(Figure contents as structured data)
* BEGIN *
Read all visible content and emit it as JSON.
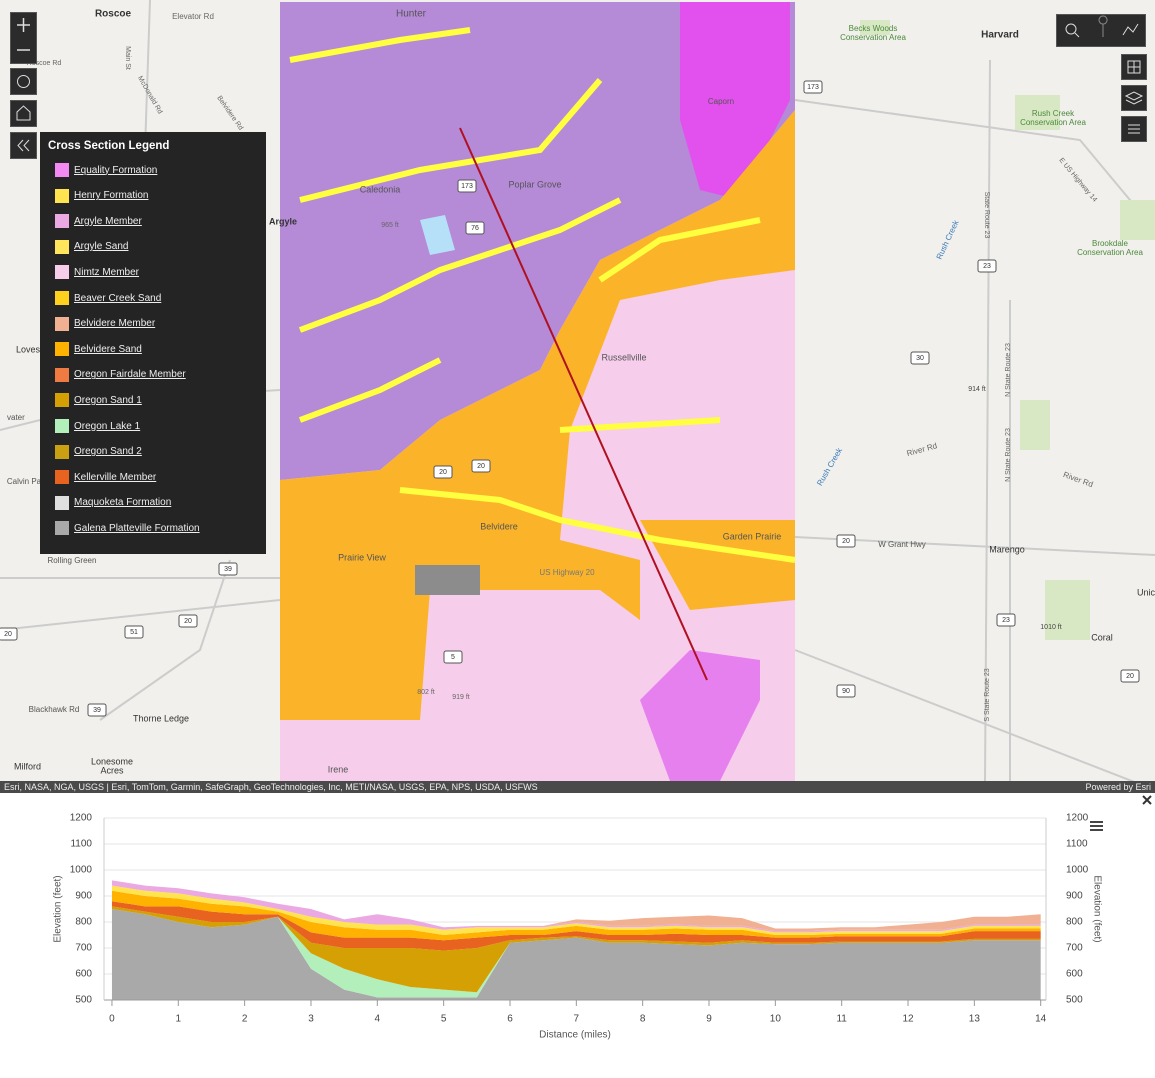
{
  "map": {
    "labels": [
      "Roscoe",
      "Elevator Rd",
      "Hunter",
      "Harvard",
      "Becks Woods",
      "Conservation Area",
      "Rush Creek",
      "Conservation Area",
      "Brookdale",
      "Conservation Area",
      "Caledonia",
      "Poplar Grove",
      "Argyle",
      "Loves Par",
      "Russellville",
      "Belvidere",
      "Garden Prairie",
      "Prairie View",
      "Marengo",
      "Coral",
      "Rolling Green",
      "Blackhawk Rd",
      "Thorne Ledge",
      "Lonesome",
      "Acres",
      "Milford",
      "Irene",
      "Unic",
      "Calvin Pa",
      "vater",
      "W Grant Hwy",
      "River Rd",
      "River Rd",
      "Rush Creek",
      "Rush Creek",
      "US Highway 20",
      "Caporn",
      "Roscoe Rd",
      "Main St",
      "McDonald Rd",
      "Belvidere Rd",
      "E US Highway 14",
      "State Route 23",
      "N State Route 23",
      "N State Route 23",
      "S State Route 23",
      "965 ft",
      "914 ft",
      "1010 ft",
      "802 ft",
      "919 ft",
      "173",
      "23",
      "30",
      "20",
      "23",
      "90",
      "20",
      "39",
      "51",
      "20",
      "20",
      "39",
      "76",
      "173",
      "20",
      "20",
      "5"
    ],
    "attribution": "Esri, NASA, NGA, USGS | Esri, TomTom, Garmin, SafeGraph, GeoTechnologies, Inc, METI/NASA, USGS, EPA, NPS, USDA, USFWS",
    "powered": "Powered by Esri"
  },
  "legend": {
    "title": "Cross Section Legend",
    "items": [
      {
        "label": "Equality Formation",
        "color": "#f38af3"
      },
      {
        "label": "Henry Formation",
        "color": "#ffe34f"
      },
      {
        "label": "Argyle Member",
        "color": "#eaa9e2"
      },
      {
        "label": "Argyle Sand",
        "color": "#ffe55c"
      },
      {
        "label": "Nimtz Member",
        "color": "#f6cdea"
      },
      {
        "label": "Beaver Creek Sand",
        "color": "#ffd11f"
      },
      {
        "label": "Belvidere Member",
        "color": "#f0b091"
      },
      {
        "label": "Belvidere Sand",
        "color": "#ffb300"
      },
      {
        "label": "Oregon Fairdale Member",
        "color": "#ef7a42"
      },
      {
        "label": "Oregon Sand 1",
        "color": "#d5a004"
      },
      {
        "label": "Oregon Lake 1",
        "color": "#b2efba"
      },
      {
        "label": "Oregon Sand 2",
        "color": "#c9a012"
      },
      {
        "label": "Kellerville Member",
        "color": "#e8631f"
      },
      {
        "label": "Maquoketa Formation",
        "color": "#dfdfdf"
      },
      {
        "label": "Galena Platteville Formation",
        "color": "#a9a9a9"
      }
    ]
  },
  "chart_data": {
    "type": "area",
    "stacked": true,
    "ylabel": "Elevation (feet)",
    "y2label": "Elevation (feet)",
    "xlabel": "Distance (miles)",
    "x": [
      0,
      0.5,
      1,
      1.5,
      2,
      2.5,
      3,
      3.5,
      4,
      4.5,
      5,
      5.5,
      6,
      6.5,
      7,
      7.5,
      8,
      8.5,
      9,
      9.5,
      10,
      10.5,
      11,
      11.5,
      12,
      12.5,
      13,
      13.5,
      14
    ],
    "xlim": [
      -0.12,
      14.08
    ],
    "xticks": [
      0,
      1,
      2,
      3,
      4,
      5,
      6,
      7,
      8,
      9,
      10,
      11,
      12,
      13,
      14
    ],
    "ylim": [
      500,
      1200
    ],
    "yticks": [
      500,
      600,
      700,
      800,
      900,
      1000,
      1100,
      1200
    ],
    "y2lim": [
      500,
      1200
    ],
    "y2ticks": [
      500,
      600,
      700,
      800,
      900,
      1000,
      1100,
      1200
    ],
    "grid": true,
    "series": [
      {
        "color": "#a9a9a9",
        "values": [
          350,
          330,
          300,
          280,
          290,
          320,
          120,
          40,
          10,
          10,
          10,
          10,
          220,
          230,
          240,
          220,
          220,
          215,
          210,
          220,
          215,
          215,
          220,
          220,
          220,
          220,
          230,
          230,
          230
        ]
      },
      {
        "color": "#b2efba",
        "values": [
          0,
          0,
          0,
          0,
          0,
          0,
          60,
          80,
          70,
          40,
          30,
          20,
          0,
          0,
          0,
          0,
          0,
          0,
          0,
          0,
          0,
          0,
          0,
          0,
          0,
          0,
          0,
          0,
          0
        ]
      },
      {
        "color": "#d5a004",
        "values": [
          10,
          10,
          20,
          20,
          10,
          0,
          40,
          80,
          120,
          150,
          150,
          170,
          10,
          10,
          5,
          10,
          10,
          10,
          10,
          10,
          5,
          5,
          5,
          5,
          5,
          5,
          5,
          5,
          5
        ]
      },
      {
        "color": "#e8631f",
        "values": [
          20,
          20,
          40,
          40,
          30,
          10,
          40,
          40,
          40,
          40,
          40,
          40,
          20,
          10,
          20,
          20,
          20,
          30,
          30,
          20,
          20,
          20,
          20,
          20,
          20,
          20,
          30,
          30,
          30
        ]
      },
      {
        "color": "#ffb300",
        "values": [
          40,
          40,
          30,
          30,
          30,
          10,
          40,
          40,
          30,
          30,
          20,
          20,
          20,
          20,
          20,
          20,
          20,
          20,
          20,
          20,
          10,
          10,
          10,
          10,
          10,
          10,
          10,
          10,
          10
        ]
      },
      {
        "color": "#ffe34f",
        "values": [
          20,
          20,
          20,
          20,
          15,
          10,
          20,
          20,
          20,
          20,
          20,
          20,
          10,
          10,
          10,
          10,
          10,
          10,
          10,
          10,
          10,
          10,
          10,
          10,
          10,
          10,
          10,
          10,
          10
        ]
      },
      {
        "color": "#eaa9e2",
        "values": [
          20,
          20,
          20,
          20,
          20,
          20,
          30,
          10,
          40,
          20,
          10,
          5,
          5,
          5,
          5,
          5,
          5,
          5,
          5,
          5,
          5,
          5,
          5,
          5,
          5,
          5,
          5,
          5,
          5
        ]
      },
      {
        "color": "#f0b091",
        "values": [
          0,
          0,
          0,
          0,
          0,
          0,
          0,
          0,
          0,
          0,
          0,
          0,
          0,
          0,
          10,
          20,
          30,
          30,
          40,
          30,
          10,
          10,
          10,
          10,
          20,
          30,
          30,
          30,
          40
        ]
      }
    ]
  }
}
* END *
» **GIVEN INSTRUCTION**:
All records above are to be printed exactly, minus the pictures they contain.

» **CORRECT RESPONSE**:
Read all visible content and emit it as JSON.
{
  "map": {
    "labels": [
      "Roscoe",
      "Elevator Rd",
      "Hunter",
      "Harvard",
      "Becks Woods",
      "Conservation Area",
      "Rush Creek",
      "Conservation Area",
      "Brookdale",
      "Conservation Area",
      "Caledonia",
      "Poplar Grove",
      "Argyle",
      "Loves Par",
      "Russellville",
      "Belvidere",
      "Garden Prairie",
      "Prairie View",
      "Marengo",
      "Coral",
      "Rolling Green",
      "Blackhawk Rd",
      "Thorne Ledge",
      "Lonesome",
      "Acres",
      "Milford",
      "Irene",
      "Unic",
      "Calvin Pa",
      "vater",
      "W Grant Hwy",
      "River Rd",
      "River Rd",
      "Rush Creek",
      "Rush Creek",
      "US Highway 20",
      "Caporn",
      "Roscoe Rd",
      "Main St",
      "McDonald Rd",
      "Belvidere Rd",
      "E US Highway 14",
      "State Route 23",
      "N State Route 23",
      "N State Route 23",
      "S State Route 23",
      "965 ft",
      "914 ft",
      "1010 ft",
      "802 ft",
      "919 ft",
      "173",
      "23",
      "30",
      "20",
      "23",
      "90",
      "20",
      "39",
      "51",
      "20",
      "20",
      "39",
      "76",
      "173",
      "20",
      "20",
      "5"
    ],
    "attribution": "Esri, NASA, NGA, USGS | Esri, TomTom, Garmin, SafeGraph, GeoTechnologies, Inc, METI/NASA, USGS, EPA, NPS, USDA, USFWS",
    "powered": "Powered by Esri"
  },
  "legend": {
    "title": "Cross Section Legend",
    "items": [
      {
        "label": "Equality Formation",
        "color": "#f38af3"
      },
      {
        "label": "Henry Formation",
        "color": "#ffe34f"
      },
      {
        "label": "Argyle Member",
        "color": "#eaa9e2"
      },
      {
        "label": "Argyle Sand",
        "color": "#ffe55c"
      },
      {
        "label": "Nimtz Member",
        "color": "#f6cdea"
      },
      {
        "label": "Beaver Creek Sand",
        "color": "#ffd11f"
      },
      {
        "label": "Belvidere Member",
        "color": "#f0b091"
      },
      {
        "label": "Belvidere Sand",
        "color": "#ffb300"
      },
      {
        "label": "Oregon Fairdale Member",
        "color": "#ef7a42"
      },
      {
        "label": "Oregon Sand 1",
        "color": "#d5a004"
      },
      {
        "label": "Oregon Lake 1",
        "color": "#b2efba"
      },
      {
        "label": "Oregon Sand 2",
        "color": "#c9a012"
      },
      {
        "label": "Kellerville Member",
        "color": "#e8631f"
      },
      {
        "label": "Maquoketa Formation",
        "color": "#dfdfdf"
      },
      {
        "label": "Galena Platteville Formation",
        "color": "#a9a9a9"
      }
    ]
  },
  "chart_data": {
    "type": "area",
    "stacked": true,
    "ylabel": "Elevation (feet)",
    "y2label": "Elevation (feet)",
    "xlabel": "Distance (miles)",
    "x": [
      0,
      0.5,
      1,
      1.5,
      2,
      2.5,
      3,
      3.5,
      4,
      4.5,
      5,
      5.5,
      6,
      6.5,
      7,
      7.5,
      8,
      8.5,
      9,
      9.5,
      10,
      10.5,
      11,
      11.5,
      12,
      12.5,
      13,
      13.5,
      14
    ],
    "xlim": [
      -0.12,
      14.08
    ],
    "xticks": [
      0,
      1,
      2,
      3,
      4,
      5,
      6,
      7,
      8,
      9,
      10,
      11,
      12,
      13,
      14
    ],
    "ylim": [
      500,
      1200
    ],
    "yticks": [
      500,
      600,
      700,
      800,
      900,
      1000,
      1100,
      1200
    ],
    "y2lim": [
      500,
      1200
    ],
    "y2ticks": [
      500,
      600,
      700,
      800,
      900,
      1000,
      1100,
      1200
    ],
    "grid": true,
    "series": [
      {
        "color": "#a9a9a9",
        "values": [
          350,
          330,
          300,
          280,
          290,
          320,
          120,
          40,
          10,
          10,
          10,
          10,
          220,
          230,
          240,
          220,
          220,
          215,
          210,
          220,
          215,
          215,
          220,
          220,
          220,
          220,
          230,
          230,
          230
        ]
      },
      {
        "color": "#b2efba",
        "values": [
          0,
          0,
          0,
          0,
          0,
          0,
          60,
          80,
          70,
          40,
          30,
          20,
          0,
          0,
          0,
          0,
          0,
          0,
          0,
          0,
          0,
          0,
          0,
          0,
          0,
          0,
          0,
          0,
          0
        ]
      },
      {
        "color": "#d5a004",
        "values": [
          10,
          10,
          20,
          20,
          10,
          0,
          40,
          80,
          120,
          150,
          150,
          170,
          10,
          10,
          5,
          10,
          10,
          10,
          10,
          10,
          5,
          5,
          5,
          5,
          5,
          5,
          5,
          5,
          5
        ]
      },
      {
        "color": "#e8631f",
        "values": [
          20,
          20,
          40,
          40,
          30,
          10,
          40,
          40,
          40,
          40,
          40,
          40,
          20,
          10,
          20,
          20,
          20,
          30,
          30,
          20,
          20,
          20,
          20,
          20,
          20,
          20,
          30,
          30,
          30
        ]
      },
      {
        "color": "#ffb300",
        "values": [
          40,
          40,
          30,
          30,
          30,
          10,
          40,
          40,
          30,
          30,
          20,
          20,
          20,
          20,
          20,
          20,
          20,
          20,
          20,
          20,
          10,
          10,
          10,
          10,
          10,
          10,
          10,
          10,
          10
        ]
      },
      {
        "color": "#ffe34f",
        "values": [
          20,
          20,
          20,
          20,
          15,
          10,
          20,
          20,
          20,
          20,
          20,
          20,
          10,
          10,
          10,
          10,
          10,
          10,
          10,
          10,
          10,
          10,
          10,
          10,
          10,
          10,
          10,
          10,
          10
        ]
      },
      {
        "color": "#eaa9e2",
        "values": [
          20,
          20,
          20,
          20,
          20,
          20,
          30,
          10,
          40,
          20,
          10,
          5,
          5,
          5,
          5,
          5,
          5,
          5,
          5,
          5,
          5,
          5,
          5,
          5,
          5,
          5,
          5,
          5,
          5
        ]
      },
      {
        "color": "#f0b091",
        "values": [
          0,
          0,
          0,
          0,
          0,
          0,
          0,
          0,
          0,
          0,
          0,
          0,
          0,
          0,
          10,
          20,
          30,
          30,
          40,
          30,
          10,
          10,
          10,
          10,
          20,
          30,
          30,
          30,
          40
        ]
      }
    ]
  }
}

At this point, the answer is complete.